■ TASK PROMPT ■
Find every line in the records below that contains the word "Name", and copy each such line.

Data records
┌──
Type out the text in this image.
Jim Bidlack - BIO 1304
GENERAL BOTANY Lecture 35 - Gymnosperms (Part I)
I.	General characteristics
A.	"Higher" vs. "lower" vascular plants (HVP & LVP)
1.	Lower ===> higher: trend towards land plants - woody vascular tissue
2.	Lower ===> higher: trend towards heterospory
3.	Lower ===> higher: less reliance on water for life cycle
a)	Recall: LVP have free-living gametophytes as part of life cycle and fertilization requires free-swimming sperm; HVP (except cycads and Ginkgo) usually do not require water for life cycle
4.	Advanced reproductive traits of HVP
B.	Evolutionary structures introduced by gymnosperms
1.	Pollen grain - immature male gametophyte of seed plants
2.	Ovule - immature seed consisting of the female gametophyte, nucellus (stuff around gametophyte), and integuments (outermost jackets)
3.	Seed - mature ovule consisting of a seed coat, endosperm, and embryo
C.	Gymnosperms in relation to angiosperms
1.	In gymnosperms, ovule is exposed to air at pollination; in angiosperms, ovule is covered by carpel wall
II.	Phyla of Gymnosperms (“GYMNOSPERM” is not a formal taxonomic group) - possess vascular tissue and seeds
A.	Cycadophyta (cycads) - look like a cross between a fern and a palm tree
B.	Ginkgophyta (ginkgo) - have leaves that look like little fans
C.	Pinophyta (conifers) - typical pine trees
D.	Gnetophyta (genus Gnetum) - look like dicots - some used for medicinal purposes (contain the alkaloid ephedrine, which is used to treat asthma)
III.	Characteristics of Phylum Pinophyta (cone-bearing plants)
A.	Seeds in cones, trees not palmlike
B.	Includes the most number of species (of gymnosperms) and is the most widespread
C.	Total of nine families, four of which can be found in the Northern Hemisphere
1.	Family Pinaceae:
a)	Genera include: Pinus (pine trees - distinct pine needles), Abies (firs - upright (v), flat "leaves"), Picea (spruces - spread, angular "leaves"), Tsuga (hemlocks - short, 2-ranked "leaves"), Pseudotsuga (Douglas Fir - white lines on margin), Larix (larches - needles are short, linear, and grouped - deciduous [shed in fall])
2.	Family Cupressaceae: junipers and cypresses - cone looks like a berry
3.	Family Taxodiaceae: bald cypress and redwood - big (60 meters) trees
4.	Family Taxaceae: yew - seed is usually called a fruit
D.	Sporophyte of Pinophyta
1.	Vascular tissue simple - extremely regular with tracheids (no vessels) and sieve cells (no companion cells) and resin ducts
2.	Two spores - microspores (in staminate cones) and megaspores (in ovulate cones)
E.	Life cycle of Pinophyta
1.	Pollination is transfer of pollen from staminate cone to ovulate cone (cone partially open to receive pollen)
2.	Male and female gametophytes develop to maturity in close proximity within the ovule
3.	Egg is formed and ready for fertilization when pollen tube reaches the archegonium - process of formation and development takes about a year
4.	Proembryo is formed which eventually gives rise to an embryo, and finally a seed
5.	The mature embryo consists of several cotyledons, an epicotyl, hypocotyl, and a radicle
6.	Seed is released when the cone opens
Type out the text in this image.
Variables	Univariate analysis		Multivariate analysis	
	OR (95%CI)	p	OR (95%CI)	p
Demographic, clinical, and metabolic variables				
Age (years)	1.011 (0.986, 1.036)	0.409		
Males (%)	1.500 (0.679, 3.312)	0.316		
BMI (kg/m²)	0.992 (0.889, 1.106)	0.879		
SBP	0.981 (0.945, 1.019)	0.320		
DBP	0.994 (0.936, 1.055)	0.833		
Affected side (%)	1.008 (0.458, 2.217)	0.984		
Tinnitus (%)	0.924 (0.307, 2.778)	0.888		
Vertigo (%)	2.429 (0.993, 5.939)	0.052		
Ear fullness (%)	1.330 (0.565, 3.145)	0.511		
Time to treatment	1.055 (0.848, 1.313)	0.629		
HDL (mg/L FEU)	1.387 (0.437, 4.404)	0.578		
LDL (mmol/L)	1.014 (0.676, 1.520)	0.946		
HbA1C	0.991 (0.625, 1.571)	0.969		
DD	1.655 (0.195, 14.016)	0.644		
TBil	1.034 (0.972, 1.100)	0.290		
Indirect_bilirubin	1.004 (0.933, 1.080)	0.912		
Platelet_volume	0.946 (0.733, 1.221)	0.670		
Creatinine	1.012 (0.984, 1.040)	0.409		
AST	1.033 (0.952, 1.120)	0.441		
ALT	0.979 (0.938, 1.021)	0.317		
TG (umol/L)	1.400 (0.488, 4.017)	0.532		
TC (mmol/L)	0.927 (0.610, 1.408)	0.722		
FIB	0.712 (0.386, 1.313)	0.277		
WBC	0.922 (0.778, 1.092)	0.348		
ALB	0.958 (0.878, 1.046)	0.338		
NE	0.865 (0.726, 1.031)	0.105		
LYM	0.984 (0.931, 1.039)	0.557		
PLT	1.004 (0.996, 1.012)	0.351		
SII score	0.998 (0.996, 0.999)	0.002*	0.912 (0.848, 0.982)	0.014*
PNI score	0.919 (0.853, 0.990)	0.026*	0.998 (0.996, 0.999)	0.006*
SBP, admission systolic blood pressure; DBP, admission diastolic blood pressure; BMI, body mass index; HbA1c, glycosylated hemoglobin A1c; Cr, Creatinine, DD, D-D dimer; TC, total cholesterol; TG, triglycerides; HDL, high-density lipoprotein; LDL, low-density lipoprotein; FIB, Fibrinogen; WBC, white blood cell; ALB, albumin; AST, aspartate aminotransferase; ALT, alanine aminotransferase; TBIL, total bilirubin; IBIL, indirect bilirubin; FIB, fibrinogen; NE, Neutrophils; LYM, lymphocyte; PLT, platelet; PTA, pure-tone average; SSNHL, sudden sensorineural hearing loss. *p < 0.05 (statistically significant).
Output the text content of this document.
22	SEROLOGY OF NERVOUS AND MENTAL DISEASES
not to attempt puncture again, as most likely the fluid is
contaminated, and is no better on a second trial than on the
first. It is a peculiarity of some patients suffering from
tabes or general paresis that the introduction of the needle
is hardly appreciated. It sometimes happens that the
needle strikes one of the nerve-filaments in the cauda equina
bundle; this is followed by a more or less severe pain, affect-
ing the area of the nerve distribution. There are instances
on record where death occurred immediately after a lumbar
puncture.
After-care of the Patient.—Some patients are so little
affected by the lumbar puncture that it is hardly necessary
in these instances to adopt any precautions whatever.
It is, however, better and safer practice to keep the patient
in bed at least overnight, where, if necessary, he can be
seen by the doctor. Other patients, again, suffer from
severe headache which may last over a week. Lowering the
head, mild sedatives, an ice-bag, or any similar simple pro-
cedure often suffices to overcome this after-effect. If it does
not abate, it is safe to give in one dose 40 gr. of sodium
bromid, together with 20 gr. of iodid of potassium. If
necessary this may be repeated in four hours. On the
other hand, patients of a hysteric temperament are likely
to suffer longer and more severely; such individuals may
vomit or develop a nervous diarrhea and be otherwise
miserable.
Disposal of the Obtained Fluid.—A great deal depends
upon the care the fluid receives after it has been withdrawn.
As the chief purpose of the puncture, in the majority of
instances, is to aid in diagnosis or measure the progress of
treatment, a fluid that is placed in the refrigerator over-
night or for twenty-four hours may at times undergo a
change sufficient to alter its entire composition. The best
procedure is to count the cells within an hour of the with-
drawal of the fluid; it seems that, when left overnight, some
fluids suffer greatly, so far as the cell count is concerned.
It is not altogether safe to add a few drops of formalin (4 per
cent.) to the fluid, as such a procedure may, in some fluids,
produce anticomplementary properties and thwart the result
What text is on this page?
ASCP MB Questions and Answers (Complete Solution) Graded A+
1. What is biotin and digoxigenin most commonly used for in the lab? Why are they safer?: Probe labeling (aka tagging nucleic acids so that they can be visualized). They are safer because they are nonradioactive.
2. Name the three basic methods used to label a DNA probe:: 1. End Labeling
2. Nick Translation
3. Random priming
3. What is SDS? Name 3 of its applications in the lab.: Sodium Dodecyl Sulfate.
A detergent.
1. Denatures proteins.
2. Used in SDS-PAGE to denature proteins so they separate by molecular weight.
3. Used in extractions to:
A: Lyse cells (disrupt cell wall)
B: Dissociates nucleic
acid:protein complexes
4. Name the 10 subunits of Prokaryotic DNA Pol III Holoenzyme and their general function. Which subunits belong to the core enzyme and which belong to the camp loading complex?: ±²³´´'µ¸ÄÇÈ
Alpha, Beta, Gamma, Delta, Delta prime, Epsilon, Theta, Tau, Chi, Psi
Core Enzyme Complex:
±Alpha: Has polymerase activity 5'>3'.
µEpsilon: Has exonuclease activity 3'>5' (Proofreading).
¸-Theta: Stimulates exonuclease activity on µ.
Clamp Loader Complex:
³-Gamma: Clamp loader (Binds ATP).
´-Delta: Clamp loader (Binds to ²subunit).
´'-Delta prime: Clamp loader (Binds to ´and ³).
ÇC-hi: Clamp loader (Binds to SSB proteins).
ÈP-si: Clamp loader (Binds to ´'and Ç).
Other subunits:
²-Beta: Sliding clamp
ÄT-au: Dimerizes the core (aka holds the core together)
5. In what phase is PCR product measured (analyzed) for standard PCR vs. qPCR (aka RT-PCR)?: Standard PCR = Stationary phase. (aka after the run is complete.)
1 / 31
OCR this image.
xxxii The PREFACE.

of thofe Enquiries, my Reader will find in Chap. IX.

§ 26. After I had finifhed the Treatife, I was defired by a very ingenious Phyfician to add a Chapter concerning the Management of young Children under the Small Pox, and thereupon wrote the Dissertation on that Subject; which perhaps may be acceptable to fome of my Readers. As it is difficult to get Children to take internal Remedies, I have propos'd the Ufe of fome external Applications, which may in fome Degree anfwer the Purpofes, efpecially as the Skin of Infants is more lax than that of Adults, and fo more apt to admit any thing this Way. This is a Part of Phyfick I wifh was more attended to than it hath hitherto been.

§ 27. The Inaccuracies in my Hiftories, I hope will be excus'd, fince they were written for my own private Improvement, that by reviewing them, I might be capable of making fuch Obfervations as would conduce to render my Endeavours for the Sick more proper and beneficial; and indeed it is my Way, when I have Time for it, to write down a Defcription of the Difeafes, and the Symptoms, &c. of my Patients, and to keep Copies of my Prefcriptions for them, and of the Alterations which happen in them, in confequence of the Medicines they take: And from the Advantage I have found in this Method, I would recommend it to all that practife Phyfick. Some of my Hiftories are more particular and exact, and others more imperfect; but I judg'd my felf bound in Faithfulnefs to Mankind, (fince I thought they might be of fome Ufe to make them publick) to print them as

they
└──
■ FINAL ANSWER ■
2. Name the three basic methods used to label a DNA probe:: 1. End Labeling
3. What is SDS? Name 3 of its applications in the lab.: Sodium Dodecyl Sulfate.
4. Name the 10 subunits of Prokaryotic DNA Pol III Holoenzyme and their general function. Which subunits belong to the core enzyme and which belong to the camp loading complex?: ±²³´´'µ¸ÄÇÈ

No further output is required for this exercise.